(Saved entries)
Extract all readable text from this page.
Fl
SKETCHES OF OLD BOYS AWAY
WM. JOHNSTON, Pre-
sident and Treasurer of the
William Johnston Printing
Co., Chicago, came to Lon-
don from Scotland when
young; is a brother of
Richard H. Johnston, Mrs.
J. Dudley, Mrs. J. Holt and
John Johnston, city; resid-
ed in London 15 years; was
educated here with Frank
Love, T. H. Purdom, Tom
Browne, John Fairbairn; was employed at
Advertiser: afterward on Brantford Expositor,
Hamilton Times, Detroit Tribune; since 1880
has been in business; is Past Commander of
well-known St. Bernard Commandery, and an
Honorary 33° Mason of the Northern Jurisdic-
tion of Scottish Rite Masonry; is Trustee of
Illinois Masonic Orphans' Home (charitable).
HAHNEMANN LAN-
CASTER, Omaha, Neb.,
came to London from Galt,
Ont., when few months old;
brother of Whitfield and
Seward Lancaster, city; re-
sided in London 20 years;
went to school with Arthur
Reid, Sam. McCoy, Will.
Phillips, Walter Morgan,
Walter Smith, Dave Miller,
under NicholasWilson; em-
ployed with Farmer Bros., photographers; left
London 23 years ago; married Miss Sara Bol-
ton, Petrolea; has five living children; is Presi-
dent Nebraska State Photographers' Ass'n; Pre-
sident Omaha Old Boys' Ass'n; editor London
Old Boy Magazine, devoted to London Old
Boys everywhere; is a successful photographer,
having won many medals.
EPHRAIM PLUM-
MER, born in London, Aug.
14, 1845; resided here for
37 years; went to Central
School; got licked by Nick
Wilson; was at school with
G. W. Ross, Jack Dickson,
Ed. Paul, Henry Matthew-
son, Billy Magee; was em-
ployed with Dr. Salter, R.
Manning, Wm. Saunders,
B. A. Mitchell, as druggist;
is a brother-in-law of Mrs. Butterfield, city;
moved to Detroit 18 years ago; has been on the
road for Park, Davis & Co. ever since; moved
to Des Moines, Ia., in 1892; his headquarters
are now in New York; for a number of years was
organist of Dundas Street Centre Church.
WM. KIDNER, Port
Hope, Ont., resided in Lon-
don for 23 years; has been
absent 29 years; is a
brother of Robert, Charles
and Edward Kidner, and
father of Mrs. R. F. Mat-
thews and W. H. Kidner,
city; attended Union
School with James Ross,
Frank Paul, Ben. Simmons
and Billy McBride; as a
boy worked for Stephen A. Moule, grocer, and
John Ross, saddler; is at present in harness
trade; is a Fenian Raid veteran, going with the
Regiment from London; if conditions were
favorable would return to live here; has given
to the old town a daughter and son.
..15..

- [Aim]: Report how many lines in this data include the string "sident", and nothing else.

- [Result of this task]: 2